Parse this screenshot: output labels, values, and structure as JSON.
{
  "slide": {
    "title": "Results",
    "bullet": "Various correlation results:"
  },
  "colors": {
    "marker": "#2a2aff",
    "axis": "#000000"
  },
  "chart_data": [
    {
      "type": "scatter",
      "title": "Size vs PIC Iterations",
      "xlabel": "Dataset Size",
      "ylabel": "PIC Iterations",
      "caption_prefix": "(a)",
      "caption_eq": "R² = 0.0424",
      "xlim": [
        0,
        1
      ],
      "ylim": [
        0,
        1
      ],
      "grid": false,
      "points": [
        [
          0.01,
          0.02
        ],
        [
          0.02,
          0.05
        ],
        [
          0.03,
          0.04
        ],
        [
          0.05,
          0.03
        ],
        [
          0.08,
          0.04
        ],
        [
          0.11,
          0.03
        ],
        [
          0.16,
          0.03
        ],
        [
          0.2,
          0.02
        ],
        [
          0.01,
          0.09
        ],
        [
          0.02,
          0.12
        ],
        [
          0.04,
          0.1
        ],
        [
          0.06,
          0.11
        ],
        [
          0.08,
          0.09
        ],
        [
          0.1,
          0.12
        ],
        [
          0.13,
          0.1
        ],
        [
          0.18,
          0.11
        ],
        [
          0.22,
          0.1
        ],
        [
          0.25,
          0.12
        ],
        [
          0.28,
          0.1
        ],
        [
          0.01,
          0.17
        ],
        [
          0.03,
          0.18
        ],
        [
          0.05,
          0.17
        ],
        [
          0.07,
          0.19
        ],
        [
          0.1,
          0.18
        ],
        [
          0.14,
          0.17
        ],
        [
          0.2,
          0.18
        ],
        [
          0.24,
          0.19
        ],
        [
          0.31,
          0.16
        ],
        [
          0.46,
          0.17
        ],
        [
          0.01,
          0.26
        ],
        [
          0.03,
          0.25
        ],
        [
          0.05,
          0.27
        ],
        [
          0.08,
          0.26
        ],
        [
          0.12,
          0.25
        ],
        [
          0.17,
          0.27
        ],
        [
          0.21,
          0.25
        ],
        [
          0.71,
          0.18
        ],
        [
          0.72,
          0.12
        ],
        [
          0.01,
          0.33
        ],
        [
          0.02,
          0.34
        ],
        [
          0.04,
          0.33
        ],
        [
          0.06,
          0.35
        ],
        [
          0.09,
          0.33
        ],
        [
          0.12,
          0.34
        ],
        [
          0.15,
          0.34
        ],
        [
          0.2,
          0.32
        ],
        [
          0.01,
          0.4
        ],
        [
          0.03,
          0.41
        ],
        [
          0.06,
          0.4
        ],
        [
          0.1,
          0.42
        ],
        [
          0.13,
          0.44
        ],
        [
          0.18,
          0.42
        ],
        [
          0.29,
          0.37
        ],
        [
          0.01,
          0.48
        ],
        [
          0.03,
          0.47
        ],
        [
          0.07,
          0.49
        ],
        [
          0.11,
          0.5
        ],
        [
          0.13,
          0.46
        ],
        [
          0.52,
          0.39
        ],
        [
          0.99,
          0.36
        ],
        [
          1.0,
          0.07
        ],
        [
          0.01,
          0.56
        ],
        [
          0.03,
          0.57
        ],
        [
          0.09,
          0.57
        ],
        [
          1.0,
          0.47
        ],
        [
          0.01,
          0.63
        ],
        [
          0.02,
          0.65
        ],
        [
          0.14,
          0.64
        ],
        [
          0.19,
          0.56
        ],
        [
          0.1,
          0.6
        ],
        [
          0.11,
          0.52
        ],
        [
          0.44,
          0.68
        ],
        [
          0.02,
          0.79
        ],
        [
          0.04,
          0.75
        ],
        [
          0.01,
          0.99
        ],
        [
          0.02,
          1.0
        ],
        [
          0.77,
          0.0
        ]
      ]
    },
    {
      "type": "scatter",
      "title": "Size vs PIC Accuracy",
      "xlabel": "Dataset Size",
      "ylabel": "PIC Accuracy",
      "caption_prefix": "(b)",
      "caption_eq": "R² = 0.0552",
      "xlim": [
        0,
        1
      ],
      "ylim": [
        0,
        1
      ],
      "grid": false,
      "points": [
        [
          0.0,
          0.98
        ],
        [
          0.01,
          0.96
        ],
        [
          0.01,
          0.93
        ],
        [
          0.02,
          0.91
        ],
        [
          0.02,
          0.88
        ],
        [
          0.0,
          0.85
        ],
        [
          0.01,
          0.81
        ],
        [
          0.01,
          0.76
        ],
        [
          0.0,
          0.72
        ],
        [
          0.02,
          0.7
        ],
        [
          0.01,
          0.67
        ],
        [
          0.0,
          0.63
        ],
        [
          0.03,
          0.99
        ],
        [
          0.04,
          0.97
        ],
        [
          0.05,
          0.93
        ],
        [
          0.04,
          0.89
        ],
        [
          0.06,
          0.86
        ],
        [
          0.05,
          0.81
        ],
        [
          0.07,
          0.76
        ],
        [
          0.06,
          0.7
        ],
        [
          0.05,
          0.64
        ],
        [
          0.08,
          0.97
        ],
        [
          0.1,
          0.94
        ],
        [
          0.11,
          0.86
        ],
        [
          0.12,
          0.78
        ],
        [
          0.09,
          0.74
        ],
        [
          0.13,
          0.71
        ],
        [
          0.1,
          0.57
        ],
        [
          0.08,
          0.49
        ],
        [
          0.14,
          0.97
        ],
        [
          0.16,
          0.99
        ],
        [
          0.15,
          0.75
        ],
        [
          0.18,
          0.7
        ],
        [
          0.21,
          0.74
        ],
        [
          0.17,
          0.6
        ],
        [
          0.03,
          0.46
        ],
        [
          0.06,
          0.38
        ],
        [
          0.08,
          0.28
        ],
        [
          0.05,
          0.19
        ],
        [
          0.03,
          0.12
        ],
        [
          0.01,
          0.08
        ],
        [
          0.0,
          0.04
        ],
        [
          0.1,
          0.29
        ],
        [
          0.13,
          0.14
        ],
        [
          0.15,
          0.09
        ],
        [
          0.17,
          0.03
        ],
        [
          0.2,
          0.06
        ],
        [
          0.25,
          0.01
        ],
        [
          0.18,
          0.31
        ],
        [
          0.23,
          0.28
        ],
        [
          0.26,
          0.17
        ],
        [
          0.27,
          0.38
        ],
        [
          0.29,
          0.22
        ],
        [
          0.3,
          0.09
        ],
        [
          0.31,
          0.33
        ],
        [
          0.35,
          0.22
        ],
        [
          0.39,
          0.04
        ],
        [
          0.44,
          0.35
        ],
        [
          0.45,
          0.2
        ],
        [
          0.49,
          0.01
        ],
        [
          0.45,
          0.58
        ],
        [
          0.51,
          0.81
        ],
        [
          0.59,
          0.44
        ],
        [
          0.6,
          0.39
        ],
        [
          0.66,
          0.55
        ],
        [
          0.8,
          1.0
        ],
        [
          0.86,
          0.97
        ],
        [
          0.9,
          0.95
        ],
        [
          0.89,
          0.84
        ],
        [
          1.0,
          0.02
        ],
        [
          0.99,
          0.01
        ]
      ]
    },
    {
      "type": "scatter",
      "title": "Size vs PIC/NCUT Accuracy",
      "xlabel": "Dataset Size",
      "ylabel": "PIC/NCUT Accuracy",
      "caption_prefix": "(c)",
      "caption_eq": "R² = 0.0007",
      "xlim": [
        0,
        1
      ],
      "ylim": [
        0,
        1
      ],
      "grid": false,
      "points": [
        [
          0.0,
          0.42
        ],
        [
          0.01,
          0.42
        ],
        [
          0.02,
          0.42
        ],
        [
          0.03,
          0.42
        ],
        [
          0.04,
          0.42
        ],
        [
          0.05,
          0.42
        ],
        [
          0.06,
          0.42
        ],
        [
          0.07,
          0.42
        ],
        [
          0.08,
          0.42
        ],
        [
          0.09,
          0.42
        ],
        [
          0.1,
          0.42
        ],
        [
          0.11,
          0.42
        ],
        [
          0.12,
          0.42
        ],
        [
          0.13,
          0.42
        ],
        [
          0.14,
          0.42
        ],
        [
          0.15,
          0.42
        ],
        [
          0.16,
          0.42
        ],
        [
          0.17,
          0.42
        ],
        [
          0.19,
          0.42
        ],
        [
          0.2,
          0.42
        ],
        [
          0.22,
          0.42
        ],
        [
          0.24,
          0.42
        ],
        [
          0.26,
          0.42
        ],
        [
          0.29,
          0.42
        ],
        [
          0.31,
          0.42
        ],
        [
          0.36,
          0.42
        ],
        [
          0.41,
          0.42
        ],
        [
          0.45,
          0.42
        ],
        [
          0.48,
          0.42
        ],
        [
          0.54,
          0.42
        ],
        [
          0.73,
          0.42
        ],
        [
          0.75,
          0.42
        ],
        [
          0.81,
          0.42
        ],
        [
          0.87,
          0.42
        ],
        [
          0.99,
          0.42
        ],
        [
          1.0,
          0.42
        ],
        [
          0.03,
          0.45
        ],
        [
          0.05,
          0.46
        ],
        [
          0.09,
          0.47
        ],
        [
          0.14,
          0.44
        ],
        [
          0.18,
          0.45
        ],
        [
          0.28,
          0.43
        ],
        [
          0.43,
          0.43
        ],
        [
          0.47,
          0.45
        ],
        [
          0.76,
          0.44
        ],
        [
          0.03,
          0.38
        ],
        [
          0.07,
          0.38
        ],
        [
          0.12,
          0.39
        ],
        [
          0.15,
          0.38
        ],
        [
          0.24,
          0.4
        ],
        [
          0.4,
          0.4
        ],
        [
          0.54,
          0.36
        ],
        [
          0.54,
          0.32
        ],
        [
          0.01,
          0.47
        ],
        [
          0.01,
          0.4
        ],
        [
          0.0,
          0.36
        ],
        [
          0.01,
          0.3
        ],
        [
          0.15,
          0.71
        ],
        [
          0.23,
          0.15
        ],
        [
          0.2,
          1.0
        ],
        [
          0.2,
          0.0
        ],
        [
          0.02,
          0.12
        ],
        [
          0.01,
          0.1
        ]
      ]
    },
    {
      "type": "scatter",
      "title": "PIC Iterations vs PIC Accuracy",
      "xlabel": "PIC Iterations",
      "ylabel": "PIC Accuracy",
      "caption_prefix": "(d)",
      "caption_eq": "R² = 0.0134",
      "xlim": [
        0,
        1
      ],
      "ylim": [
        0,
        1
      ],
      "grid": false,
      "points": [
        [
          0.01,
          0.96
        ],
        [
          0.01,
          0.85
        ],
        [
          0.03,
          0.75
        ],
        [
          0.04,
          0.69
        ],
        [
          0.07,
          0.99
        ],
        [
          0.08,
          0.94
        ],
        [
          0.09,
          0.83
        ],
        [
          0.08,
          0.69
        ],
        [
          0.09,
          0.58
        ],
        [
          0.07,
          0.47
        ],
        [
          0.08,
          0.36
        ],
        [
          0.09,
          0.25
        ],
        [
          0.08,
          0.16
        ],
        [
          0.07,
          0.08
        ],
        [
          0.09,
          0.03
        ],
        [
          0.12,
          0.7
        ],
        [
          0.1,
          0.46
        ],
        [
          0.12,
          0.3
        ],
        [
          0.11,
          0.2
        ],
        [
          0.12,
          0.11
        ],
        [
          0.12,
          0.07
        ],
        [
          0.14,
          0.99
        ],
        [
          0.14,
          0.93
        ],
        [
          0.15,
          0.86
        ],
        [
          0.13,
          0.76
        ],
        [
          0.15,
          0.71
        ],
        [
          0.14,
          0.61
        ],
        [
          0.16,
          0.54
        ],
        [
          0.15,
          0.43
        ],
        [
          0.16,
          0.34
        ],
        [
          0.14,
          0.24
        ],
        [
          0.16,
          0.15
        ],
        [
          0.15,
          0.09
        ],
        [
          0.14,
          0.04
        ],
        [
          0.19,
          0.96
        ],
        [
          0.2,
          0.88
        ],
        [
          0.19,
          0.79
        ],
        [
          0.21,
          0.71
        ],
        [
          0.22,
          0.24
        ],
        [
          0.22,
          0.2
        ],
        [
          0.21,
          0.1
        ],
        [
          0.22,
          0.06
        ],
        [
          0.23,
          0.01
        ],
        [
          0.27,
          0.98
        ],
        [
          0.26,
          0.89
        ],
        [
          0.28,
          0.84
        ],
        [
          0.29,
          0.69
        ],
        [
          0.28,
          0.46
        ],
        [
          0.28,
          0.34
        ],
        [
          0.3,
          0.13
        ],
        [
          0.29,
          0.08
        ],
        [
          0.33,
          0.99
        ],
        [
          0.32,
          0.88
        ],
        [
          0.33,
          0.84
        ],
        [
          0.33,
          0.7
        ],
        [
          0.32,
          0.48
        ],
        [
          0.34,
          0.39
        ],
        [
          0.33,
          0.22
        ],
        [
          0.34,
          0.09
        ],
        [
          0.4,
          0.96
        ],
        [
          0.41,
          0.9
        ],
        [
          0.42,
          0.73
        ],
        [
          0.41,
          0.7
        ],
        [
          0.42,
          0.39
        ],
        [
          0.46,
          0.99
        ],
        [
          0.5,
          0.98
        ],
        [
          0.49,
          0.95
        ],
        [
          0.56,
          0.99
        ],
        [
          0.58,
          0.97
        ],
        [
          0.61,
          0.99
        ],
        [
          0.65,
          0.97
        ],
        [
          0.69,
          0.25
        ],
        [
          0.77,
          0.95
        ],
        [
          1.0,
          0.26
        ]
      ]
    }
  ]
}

::::::::::

**Exercise instructions**
In the entries above, find the lines containing the word "NCUT" and say how many there are, with no other words.

**Full solution**
2